(Extract to read):
Co-designing personalised self-management support for people living with long Covid: The LISTEN protocol 2022 Heaton-Shrestha et al

Andy

Retired committee member
Abstract

Background
Long Covid is recognised as a complex condition characterised by multiple, interacting and fluctuating symptoms which impact everyday life in diverse ways. The extent of symptom clusters and variability supports interventions that can accommodate heterogeneity, such as personalised self-management support. This approach is also advocated by people living with long Covid and guidelines published by the UK’s National Institute for Health and Care Excellence. Long Covid Personalised Self-managemenT support co-design and EvaluatioN (LISTEN) is one of 15 research projects funded by the UK’s National Institute of Health Research long Covid research programme. LISTEN aims to work with people living with or recovered from long Covid to co-design self-management resources, and a training programme for rehabilitation practitioners to deliver personalised support. The intervention will focus on people not hospitalised for Covid. The protocol presented here details the co-design of the LISTEN intervention which, on completion, will be evaluated in a randomised controlled trial.

Methods
The study will utilise an Accelerated Experience-Based Co-Design approach, and involve 30 people from England and Wales with lived experience of long Covid, and 15 rehabilitation practitioners living with, or supporting people with, long Covid. Through online meetings, participants will share their stories of long Covid, their challenges and strategies to live better with or recover from long Covid, their priorities for self-management resources and the practitioner training andcreate, review and refine these resources and the training. Throughout, LISTEN will draw upon the UK standards of public involvement in research.

Discussion
If effective and cost-effective, the intervention will be available across the UK’s National Health Service. The first of its kind, this study could make a difference to the lives of people with long Covid. To ensure impact, we have developed strategies to involve people from diverse backgrounds and mitigate potential barriers to involvement.

Open access, https://journals.plos.org/plosone/article?id=10.1371/journal.pone.0274469
 
This approach is also advocated by people living with long Covid
Obviously self-management is not advocated by patients, it's all there is because the medical profession has gone AWOL from this, it represents the complete absence of professional medical care. This is like saying that not thinking about eating is advocated by people in a state of famine because it's all they can do about it.

I've rarely seen a more blatant race to the bottom. Zero expectations, failure is basically being built brick-by-brick out of nothing.
If effective and cost-effective, the intervention will be available across the UK’s National Health Service
We all know it doesn't matter, it will be implemented regardless, somehow the exact same model that has already failed.

And how is such a small effort just getting started? There have been probably over a dozen identical ones already and it's been 2.5 years.
 
Dropping from the massive #LongCovid study LISTEN. Enough of pacing discussions.

(Source data):
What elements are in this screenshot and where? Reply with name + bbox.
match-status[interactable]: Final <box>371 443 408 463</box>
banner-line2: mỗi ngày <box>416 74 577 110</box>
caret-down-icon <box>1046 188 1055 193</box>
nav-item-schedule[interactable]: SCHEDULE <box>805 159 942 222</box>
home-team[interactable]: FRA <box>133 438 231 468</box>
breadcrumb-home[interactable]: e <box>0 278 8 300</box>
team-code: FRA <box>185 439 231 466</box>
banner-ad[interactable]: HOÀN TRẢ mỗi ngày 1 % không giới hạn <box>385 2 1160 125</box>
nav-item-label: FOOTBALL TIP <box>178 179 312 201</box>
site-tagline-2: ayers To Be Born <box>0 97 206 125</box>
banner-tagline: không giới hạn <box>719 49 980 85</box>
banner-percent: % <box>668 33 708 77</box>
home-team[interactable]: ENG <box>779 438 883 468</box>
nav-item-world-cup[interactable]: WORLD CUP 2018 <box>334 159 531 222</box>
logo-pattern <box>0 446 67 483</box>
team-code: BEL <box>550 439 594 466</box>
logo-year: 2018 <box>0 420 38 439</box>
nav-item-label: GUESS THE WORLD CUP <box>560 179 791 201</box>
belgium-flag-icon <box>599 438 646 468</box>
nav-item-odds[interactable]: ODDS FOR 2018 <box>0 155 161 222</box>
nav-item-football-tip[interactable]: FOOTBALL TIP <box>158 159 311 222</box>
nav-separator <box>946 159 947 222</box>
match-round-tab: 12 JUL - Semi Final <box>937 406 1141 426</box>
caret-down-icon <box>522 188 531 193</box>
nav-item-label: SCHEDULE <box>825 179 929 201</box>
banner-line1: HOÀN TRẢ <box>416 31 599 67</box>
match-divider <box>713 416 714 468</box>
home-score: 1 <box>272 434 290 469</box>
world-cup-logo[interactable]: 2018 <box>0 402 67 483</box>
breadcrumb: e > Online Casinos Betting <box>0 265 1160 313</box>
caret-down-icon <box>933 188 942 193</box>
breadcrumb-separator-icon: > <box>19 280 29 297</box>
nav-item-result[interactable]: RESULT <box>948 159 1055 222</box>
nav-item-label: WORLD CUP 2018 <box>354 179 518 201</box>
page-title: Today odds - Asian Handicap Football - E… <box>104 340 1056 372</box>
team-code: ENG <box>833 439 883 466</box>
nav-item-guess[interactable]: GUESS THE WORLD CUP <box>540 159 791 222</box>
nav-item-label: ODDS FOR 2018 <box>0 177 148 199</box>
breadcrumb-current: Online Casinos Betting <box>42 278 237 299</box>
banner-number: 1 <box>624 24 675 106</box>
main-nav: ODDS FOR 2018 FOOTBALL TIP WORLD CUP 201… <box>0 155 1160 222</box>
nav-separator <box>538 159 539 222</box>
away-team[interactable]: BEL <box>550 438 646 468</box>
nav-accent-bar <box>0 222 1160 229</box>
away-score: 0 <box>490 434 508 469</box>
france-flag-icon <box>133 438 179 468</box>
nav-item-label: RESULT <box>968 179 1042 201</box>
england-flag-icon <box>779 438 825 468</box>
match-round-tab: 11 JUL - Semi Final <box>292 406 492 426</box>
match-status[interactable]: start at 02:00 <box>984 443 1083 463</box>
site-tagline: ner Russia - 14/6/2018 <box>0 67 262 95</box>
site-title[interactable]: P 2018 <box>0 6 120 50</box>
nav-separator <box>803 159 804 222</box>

(Try it):
Rewrite the passage of the forum thread on the LISTEN protocol that opens with "I've rarely seen" and closes with "been 2.5 years.", putting "collapsed" in place of "failed". The records were taken from a different source.

(Response to the exercise):
I've rarely seen a more blatant race to the bottom. Zero expectations, failure is basically being built brick-by-brick out of nothing.
If effective and cost-effective, the intervention will be available across the UK’s National Health Service
We all know it doesn't matter, it will be implemented regardless, somehow the exact same model that has already collapsed.

And how is such a small effort just getting started? There have been probably over a dozen identical ones already and it's been 2.5 years.